Short task:
Scan the listing that follows and report how many lines contain "name". Write the number alone.

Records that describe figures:

------------------------------------------------

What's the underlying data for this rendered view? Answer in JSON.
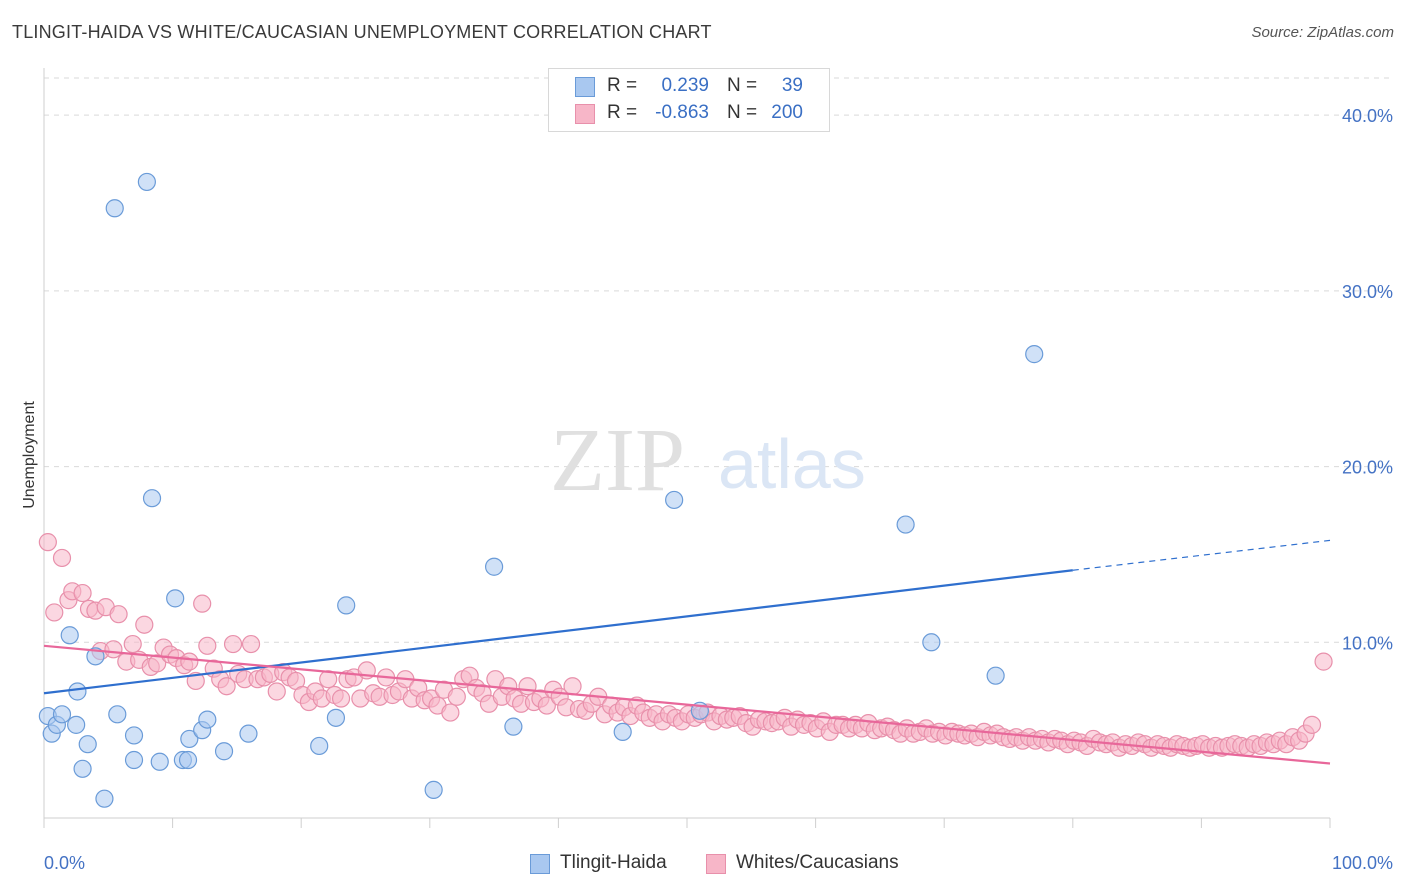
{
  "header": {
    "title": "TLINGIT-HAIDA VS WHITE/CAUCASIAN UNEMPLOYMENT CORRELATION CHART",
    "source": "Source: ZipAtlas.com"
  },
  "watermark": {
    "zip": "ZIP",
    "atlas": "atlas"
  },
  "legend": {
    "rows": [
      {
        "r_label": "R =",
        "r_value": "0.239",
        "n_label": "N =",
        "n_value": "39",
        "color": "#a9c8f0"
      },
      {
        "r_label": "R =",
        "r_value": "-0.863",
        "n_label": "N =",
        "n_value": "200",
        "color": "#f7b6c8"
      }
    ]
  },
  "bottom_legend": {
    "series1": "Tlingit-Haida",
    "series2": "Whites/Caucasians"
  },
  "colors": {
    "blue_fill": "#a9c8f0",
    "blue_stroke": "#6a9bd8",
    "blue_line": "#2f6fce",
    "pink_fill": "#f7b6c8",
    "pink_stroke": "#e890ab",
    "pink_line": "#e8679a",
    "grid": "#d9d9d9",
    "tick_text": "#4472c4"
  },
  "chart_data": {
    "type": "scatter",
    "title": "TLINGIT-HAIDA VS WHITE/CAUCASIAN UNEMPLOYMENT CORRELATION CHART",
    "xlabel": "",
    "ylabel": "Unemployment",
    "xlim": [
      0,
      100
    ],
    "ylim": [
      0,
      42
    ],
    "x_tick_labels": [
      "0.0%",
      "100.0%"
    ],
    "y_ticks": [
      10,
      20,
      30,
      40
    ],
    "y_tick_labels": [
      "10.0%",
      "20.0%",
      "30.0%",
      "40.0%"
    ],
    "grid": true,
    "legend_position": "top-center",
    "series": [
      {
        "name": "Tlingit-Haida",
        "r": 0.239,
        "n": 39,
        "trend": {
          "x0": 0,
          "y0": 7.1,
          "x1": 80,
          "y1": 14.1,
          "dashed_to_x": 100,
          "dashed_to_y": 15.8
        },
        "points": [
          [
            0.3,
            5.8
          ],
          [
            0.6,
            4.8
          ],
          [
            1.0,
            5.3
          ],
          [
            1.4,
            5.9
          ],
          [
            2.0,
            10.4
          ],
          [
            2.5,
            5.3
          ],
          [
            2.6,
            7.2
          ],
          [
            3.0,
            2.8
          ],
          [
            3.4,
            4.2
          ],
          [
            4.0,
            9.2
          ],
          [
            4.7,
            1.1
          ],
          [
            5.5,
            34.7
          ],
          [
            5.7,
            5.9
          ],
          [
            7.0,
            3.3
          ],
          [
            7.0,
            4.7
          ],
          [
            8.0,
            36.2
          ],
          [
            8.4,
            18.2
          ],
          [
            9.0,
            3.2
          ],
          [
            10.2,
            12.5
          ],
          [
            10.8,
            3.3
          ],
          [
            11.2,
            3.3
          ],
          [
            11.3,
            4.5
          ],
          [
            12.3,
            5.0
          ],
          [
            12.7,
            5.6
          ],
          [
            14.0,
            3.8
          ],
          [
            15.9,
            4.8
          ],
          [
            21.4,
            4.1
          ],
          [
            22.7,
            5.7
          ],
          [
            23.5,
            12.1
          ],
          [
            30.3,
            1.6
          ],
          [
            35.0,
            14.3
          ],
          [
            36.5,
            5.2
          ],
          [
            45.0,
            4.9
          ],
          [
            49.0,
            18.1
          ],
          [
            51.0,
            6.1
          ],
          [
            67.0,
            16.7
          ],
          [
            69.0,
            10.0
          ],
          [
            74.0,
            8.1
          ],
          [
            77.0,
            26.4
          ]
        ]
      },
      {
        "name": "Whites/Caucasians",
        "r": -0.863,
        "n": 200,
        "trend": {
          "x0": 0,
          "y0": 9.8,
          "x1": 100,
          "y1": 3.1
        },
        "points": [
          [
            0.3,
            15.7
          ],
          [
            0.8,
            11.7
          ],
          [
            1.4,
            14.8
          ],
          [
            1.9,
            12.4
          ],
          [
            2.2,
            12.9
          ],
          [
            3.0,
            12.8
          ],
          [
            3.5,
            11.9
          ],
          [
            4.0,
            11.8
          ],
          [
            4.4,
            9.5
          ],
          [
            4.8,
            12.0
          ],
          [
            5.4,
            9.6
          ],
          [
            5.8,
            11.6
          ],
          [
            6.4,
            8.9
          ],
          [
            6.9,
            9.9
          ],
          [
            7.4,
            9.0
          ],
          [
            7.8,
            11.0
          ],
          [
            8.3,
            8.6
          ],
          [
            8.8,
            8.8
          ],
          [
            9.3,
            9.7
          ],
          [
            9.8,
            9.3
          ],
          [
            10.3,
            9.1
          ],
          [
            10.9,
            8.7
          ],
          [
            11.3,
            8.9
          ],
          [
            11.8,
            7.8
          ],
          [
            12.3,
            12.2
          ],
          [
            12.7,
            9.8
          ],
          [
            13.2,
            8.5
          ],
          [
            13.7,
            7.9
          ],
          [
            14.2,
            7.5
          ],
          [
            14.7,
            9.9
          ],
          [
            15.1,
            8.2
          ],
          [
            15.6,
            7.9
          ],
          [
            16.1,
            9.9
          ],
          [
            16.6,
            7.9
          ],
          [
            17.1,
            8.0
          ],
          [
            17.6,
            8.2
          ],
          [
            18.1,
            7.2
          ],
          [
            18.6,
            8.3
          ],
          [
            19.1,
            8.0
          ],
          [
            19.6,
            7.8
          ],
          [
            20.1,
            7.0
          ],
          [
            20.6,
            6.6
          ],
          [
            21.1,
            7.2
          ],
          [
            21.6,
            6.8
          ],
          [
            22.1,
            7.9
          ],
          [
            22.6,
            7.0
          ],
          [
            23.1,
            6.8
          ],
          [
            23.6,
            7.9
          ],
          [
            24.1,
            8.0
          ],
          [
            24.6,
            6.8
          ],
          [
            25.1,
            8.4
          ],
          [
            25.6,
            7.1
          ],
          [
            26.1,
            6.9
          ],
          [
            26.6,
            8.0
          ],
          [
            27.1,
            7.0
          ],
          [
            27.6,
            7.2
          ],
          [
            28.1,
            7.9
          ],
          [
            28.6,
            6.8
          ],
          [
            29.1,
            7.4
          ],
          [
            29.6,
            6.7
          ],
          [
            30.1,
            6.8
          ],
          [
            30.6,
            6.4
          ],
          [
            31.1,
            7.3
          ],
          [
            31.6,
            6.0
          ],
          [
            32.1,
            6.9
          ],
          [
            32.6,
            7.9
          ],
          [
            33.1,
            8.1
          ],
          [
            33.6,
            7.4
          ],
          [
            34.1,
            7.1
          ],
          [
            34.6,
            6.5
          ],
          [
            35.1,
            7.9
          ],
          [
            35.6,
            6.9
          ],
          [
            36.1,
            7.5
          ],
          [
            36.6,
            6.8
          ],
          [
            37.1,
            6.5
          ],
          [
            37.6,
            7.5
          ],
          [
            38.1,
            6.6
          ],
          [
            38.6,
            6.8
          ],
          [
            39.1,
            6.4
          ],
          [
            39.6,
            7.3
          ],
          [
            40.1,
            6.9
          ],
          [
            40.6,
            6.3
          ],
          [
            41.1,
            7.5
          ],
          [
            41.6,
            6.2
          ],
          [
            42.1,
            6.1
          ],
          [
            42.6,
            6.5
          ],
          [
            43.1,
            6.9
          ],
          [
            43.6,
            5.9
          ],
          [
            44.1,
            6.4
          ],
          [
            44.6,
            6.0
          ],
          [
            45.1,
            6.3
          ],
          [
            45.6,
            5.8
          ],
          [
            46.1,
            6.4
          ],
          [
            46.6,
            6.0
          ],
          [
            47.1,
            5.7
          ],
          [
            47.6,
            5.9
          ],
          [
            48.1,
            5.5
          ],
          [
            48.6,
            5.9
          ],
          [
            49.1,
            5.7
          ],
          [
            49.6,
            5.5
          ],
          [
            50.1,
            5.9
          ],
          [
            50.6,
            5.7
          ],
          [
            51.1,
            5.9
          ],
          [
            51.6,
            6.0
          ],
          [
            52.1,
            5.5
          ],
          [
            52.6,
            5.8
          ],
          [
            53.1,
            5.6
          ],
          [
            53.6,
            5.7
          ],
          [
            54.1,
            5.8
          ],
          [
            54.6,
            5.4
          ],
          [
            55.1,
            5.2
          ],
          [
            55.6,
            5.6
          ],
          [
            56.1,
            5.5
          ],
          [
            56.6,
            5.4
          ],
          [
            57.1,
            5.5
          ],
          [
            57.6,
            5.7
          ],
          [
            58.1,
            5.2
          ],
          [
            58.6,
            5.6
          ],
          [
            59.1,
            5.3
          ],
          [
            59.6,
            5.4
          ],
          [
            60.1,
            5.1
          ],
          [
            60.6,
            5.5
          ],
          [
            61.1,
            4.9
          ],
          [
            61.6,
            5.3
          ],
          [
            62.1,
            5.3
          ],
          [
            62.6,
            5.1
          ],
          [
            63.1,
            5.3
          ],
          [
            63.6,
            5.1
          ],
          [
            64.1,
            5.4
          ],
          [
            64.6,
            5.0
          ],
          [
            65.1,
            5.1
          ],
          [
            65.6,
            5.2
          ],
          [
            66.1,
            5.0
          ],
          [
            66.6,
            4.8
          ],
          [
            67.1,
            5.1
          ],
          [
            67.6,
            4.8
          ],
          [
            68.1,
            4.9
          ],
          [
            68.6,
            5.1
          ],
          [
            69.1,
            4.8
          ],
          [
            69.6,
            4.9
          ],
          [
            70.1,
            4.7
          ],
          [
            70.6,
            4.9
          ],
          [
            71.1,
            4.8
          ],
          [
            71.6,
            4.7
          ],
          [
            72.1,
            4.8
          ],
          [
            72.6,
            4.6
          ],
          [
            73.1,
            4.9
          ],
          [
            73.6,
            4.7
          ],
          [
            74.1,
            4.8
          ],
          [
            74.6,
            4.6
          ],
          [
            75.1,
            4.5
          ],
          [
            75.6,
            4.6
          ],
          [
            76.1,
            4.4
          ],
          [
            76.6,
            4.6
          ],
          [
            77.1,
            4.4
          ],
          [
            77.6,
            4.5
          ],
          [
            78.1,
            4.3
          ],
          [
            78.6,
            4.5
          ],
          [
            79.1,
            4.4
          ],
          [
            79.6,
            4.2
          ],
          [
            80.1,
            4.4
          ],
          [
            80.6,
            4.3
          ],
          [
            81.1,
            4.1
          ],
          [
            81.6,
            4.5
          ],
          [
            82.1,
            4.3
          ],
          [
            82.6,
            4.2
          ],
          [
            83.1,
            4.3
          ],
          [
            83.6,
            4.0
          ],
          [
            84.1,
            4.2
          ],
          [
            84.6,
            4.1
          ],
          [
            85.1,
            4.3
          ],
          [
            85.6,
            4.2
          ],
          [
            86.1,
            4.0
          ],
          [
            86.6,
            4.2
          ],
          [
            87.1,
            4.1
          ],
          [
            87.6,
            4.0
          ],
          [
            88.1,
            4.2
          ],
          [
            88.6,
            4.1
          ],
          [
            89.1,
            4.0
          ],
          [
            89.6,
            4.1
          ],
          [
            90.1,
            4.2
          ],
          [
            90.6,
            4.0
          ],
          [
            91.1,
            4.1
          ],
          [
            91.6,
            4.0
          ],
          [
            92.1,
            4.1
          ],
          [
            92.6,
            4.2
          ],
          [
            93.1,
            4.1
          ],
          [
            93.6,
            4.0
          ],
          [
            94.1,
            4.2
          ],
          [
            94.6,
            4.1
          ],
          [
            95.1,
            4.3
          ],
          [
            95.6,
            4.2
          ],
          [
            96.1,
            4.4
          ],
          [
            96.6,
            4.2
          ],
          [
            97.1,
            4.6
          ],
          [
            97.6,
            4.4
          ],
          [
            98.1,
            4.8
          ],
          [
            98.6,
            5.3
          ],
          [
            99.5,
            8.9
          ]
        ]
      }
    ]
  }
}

------------------------------------------------

The reply:
2